> SHORT EXERCISE:
Reply with one number: how many lines contain the word "Survey".

== GIVEN RECORDS

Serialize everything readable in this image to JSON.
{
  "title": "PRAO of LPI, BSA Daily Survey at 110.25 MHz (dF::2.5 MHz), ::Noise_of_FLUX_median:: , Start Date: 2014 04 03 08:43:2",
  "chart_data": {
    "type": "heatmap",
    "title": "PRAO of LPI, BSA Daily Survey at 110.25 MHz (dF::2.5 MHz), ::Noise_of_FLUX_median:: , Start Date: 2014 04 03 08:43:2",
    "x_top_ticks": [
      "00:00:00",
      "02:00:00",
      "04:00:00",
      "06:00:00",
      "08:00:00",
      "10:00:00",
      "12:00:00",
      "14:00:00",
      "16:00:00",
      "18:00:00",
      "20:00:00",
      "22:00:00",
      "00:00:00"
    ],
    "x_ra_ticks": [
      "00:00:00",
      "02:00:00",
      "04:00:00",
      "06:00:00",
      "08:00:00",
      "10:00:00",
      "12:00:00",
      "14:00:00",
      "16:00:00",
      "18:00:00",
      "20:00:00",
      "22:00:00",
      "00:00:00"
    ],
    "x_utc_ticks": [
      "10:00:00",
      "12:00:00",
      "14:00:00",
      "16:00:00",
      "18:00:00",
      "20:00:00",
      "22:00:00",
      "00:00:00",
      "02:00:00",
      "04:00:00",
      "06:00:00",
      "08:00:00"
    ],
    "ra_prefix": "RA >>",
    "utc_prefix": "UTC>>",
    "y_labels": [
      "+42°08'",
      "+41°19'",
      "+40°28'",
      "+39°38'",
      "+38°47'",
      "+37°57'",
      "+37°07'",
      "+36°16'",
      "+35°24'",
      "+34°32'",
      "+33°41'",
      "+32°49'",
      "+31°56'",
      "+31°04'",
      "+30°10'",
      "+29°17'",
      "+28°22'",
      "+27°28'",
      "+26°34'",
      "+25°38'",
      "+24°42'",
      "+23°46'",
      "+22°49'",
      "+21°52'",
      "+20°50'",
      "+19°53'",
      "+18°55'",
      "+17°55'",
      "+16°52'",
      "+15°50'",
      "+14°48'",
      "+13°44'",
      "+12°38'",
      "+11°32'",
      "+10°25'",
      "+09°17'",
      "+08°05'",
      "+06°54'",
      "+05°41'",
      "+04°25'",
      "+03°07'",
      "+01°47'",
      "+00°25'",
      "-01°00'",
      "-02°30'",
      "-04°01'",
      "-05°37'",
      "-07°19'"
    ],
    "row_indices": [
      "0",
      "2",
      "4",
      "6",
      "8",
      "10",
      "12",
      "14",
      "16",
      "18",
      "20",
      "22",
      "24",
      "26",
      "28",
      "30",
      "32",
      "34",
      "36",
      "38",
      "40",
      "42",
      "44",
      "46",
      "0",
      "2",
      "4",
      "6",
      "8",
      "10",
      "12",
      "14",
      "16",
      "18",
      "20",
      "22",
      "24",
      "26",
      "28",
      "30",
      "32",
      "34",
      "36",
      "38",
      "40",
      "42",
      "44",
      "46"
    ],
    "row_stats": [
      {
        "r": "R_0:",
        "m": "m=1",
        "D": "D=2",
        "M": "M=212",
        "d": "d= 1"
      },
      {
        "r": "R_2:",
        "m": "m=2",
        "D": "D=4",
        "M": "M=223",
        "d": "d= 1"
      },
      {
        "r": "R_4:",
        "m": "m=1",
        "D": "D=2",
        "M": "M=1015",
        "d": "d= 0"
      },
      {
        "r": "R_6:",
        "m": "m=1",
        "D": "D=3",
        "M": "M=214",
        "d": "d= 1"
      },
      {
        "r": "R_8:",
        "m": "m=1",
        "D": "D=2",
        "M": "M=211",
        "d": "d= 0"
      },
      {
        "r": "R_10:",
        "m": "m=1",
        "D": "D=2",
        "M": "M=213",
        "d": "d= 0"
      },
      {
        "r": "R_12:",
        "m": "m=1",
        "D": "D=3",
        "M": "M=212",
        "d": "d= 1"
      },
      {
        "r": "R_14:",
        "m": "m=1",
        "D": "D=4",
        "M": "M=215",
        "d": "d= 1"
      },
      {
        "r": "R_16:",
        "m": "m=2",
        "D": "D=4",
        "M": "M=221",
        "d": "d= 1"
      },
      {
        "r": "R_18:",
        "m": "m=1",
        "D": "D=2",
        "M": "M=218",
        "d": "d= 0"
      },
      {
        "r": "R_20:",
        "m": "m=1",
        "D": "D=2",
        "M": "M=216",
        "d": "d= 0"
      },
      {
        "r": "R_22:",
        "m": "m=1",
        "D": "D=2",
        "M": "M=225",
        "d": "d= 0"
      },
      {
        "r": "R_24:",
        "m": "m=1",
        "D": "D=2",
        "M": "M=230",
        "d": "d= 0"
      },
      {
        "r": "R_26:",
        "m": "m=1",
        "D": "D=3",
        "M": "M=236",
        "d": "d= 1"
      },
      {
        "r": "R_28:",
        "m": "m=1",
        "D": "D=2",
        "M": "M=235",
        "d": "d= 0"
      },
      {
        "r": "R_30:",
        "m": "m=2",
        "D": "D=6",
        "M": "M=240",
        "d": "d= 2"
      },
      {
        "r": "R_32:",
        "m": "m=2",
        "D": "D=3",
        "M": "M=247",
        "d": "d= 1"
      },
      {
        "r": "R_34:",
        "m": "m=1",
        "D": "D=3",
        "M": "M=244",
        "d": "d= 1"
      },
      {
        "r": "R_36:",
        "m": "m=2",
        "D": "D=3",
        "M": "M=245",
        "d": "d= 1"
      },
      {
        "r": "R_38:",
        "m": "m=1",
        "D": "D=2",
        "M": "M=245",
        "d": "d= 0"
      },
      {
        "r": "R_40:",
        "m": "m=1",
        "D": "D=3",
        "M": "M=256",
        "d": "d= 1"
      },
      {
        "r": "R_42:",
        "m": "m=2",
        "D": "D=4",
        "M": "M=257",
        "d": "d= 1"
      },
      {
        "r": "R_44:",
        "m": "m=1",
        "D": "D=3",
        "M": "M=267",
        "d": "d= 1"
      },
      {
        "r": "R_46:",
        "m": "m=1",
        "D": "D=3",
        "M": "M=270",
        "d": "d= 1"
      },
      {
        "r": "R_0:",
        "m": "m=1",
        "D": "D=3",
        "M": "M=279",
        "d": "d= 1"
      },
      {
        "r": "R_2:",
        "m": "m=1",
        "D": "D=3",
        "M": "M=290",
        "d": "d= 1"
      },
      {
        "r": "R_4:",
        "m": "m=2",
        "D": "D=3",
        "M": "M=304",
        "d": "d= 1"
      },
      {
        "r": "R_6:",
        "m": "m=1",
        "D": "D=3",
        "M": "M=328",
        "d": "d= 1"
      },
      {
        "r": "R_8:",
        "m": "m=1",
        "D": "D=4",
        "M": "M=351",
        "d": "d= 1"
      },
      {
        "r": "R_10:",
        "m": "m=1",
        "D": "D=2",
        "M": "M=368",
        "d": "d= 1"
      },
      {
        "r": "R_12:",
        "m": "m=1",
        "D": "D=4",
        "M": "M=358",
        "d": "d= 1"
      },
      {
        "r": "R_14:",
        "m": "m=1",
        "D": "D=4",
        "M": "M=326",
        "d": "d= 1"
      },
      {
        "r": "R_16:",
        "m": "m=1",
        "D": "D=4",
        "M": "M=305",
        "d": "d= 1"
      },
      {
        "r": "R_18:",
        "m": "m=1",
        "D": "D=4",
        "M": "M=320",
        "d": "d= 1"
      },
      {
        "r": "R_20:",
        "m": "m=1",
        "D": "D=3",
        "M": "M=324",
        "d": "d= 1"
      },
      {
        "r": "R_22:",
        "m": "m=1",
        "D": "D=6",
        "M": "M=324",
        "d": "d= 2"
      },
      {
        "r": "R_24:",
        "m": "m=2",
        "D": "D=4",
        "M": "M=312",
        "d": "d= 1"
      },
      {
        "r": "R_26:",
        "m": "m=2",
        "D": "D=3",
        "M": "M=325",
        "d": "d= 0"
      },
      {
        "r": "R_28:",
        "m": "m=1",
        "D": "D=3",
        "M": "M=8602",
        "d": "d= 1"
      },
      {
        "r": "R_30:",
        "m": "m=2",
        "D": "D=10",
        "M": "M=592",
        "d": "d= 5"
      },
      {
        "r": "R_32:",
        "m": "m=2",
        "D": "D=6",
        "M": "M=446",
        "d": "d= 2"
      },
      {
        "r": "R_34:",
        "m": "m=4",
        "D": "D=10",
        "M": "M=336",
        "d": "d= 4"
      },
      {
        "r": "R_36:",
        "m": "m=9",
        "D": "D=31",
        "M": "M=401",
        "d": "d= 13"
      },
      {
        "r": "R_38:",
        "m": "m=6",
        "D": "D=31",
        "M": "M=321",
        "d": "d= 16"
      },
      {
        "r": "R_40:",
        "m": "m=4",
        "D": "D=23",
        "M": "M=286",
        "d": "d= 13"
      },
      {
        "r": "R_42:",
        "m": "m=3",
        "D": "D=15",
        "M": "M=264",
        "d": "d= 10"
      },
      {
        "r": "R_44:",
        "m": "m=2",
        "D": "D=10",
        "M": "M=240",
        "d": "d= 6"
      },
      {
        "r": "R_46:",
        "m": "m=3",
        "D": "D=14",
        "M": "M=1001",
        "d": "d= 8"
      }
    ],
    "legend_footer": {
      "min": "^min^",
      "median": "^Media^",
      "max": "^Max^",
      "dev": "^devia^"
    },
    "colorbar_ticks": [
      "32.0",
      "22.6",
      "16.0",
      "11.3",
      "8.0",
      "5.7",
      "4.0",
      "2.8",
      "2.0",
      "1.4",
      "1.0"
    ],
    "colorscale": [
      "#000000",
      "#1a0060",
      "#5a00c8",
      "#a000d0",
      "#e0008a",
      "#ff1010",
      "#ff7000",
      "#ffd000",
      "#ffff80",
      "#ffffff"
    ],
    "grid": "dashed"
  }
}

====

> WRITTEN RESPONSE:
2